[start RECORDS TO PROCESS]

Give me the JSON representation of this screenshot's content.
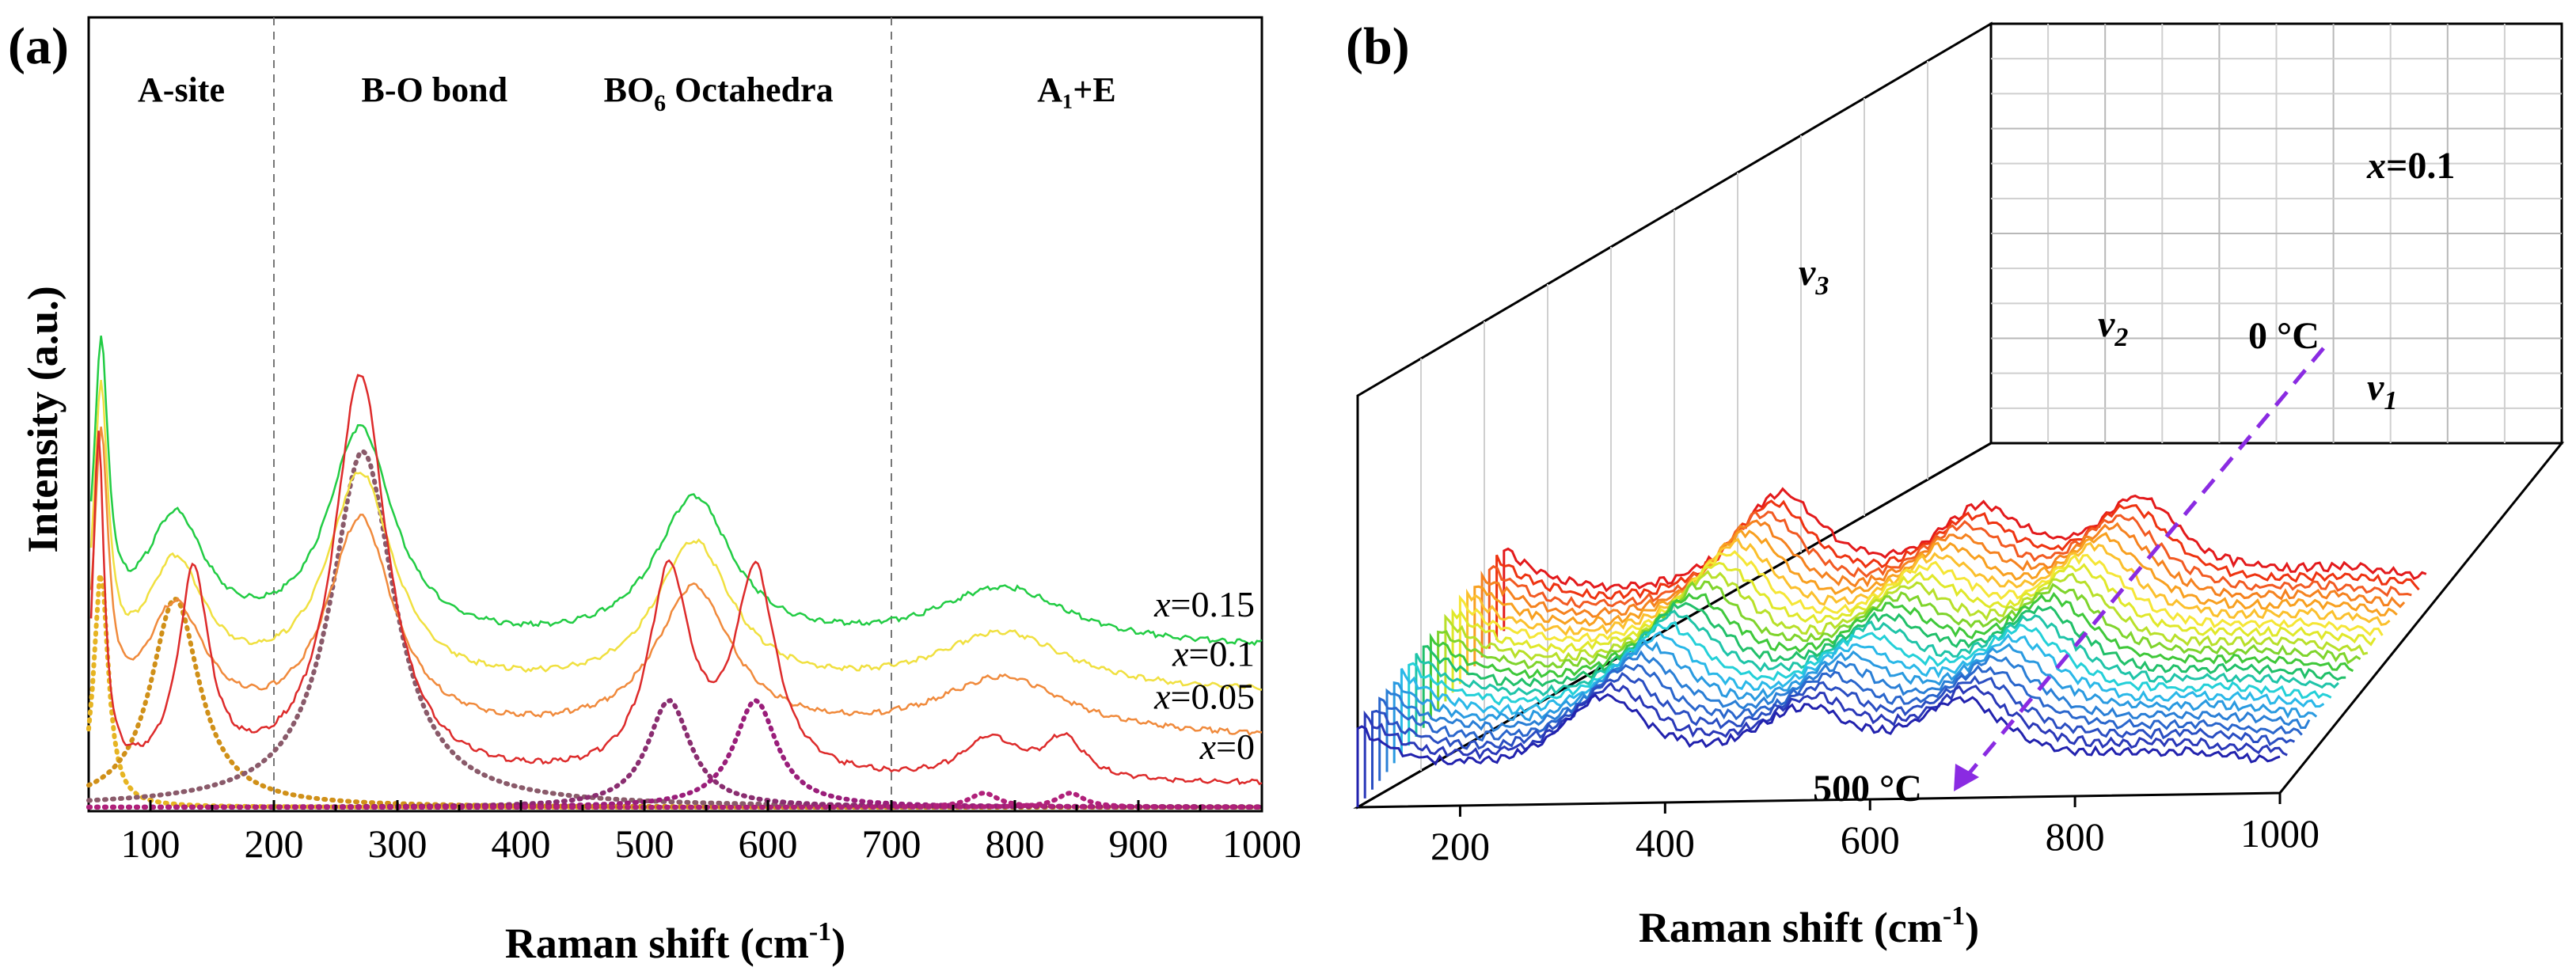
{
  "chart_data": [
    {
      "type": "line",
      "panel": "(a)",
      "xlabel": "Raman shift (cm",
      "xlabel_sup": "-1",
      "xlabel_end": ")",
      "ylabel": "Intensity (a.u.)",
      "xlim": [
        50,
        1000
      ],
      "xticks": [
        "100",
        "200",
        "300",
        "400",
        "500",
        "600",
        "700",
        "800",
        "900",
        "1000"
      ],
      "region_dividers": [
        200,
        700
      ],
      "regions": [
        {
          "label": "A-site",
          "x": 125
        },
        {
          "label": "B-O bond",
          "x": 330
        },
        {
          "label": "BO",
          "sub": "6",
          "rest": " Octahedra",
          "x": 560
        },
        {
          "label": "A₁+E",
          "x": 850
        }
      ],
      "series": [
        {
          "name": "x=0.15",
          "prefix": "x",
          "value": "=0.15",
          "color": "#22cc44",
          "peaks": [
            [
              60,
              1.25,
              14
            ],
            [
              120,
              0.55,
              60
            ],
            [
              270,
              0.95,
              65
            ],
            [
              540,
              0.65,
              75
            ],
            [
              790,
              0.26,
              130
            ]
          ],
          "offset": 0.6
        },
        {
          "name": "x=0.1",
          "prefix": "x",
          "value": "=0.1",
          "color": "#f0e040",
          "peaks": [
            [
              60,
              1.25,
              14
            ],
            [
              120,
              0.55,
              60
            ],
            [
              270,
              0.95,
              65
            ],
            [
              540,
              0.65,
              75
            ],
            [
              790,
              0.26,
              130
            ]
          ],
          "offset": 0.4
        },
        {
          "name": "x=0.05",
          "prefix": "x",
          "value": "=0.05",
          "color": "#f08a3c",
          "peaks": [
            [
              60,
              1.25,
              14
            ],
            [
              120,
              0.55,
              60
            ],
            [
              270,
              0.95,
              65
            ],
            [
              540,
              0.65,
              75
            ],
            [
              790,
              0.26,
              130
            ]
          ],
          "offset": 0.2
        },
        {
          "name": "x=0",
          "prefix": "x",
          "value": "=0",
          "color": "#dd2b2b",
          "peaks": [
            [
              58,
              1.5,
              11
            ],
            [
              135,
              0.9,
              30
            ],
            [
              270,
              1.8,
              52
            ],
            [
              520,
              0.9,
              40
            ],
            [
              590,
              0.9,
              40
            ],
            [
              780,
              0.18,
              55
            ],
            [
              840,
              0.18,
              40
            ]
          ],
          "offset": 0
        }
      ],
      "components": [
        {
          "center": 60,
          "amp": 1.0,
          "width": 14,
          "color": "#e6b422"
        },
        {
          "center": 120,
          "amp": 0.88,
          "width": 48,
          "color": "#d09018"
        },
        {
          "center": 272,
          "amp": 1.5,
          "width": 62,
          "color": "#8a5a6a"
        },
        {
          "center": 520,
          "amp": 0.45,
          "width": 42,
          "color": "#8a2d70"
        },
        {
          "center": 590,
          "amp": 0.45,
          "width": 42,
          "color": "#9a1e7a"
        },
        {
          "center": 775,
          "amp": 0.06,
          "width": 28,
          "color": "#b0207a"
        },
        {
          "center": 845,
          "amp": 0.06,
          "width": 26,
          "color": "#b0207a"
        }
      ]
    },
    {
      "type": "line",
      "panel": "(b)",
      "xlabel": "Raman shift (cm",
      "xlabel_sup": "-1",
      "xlabel_end": ")",
      "xlim": [
        100,
        1000
      ],
      "xticks": [
        "200",
        "400",
        "600",
        "800",
        "1000"
      ],
      "composition_label_prefix": "x",
      "composition_label_value": "=0.1",
      "mode_labels": [
        {
          "base": "v",
          "sub": "3",
          "x": 370
        },
        {
          "base": "v",
          "sub": "2",
          "x": 720
        },
        {
          "base": "v",
          "sub": "1",
          "x": 960
        }
      ],
      "temperature_start": "0 °C",
      "temperature_end": "500 °C",
      "arrow_color": "#8a2be2",
      "trace_colors": [
        "#e31a1c",
        "#ee3311",
        "#f25a22",
        "#f5821f",
        "#f8a020",
        "#fbc02d",
        "#f5e636",
        "#e0e82a",
        "#b8e02a",
        "#7fd42c",
        "#3fc83a",
        "#21c06a",
        "#1fc4a8",
        "#24d0d8",
        "#2ab8e8",
        "#2a9ae0",
        "#2a7fd6",
        "#2a66cc",
        "#2a4ec2",
        "#2a38b8",
        "#2222ae"
      ]
    }
  ]
}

[end RECORDS TO PROCESS]

WHAT YOU NEED TO DO ::
Only lines holding the string "offset" are wanted; gather each one from the entries above.

COMPLETE RESPONSE ::
          "offset": 0.6
          "offset": 0.4
          "offset": 0.2
          "offset": 0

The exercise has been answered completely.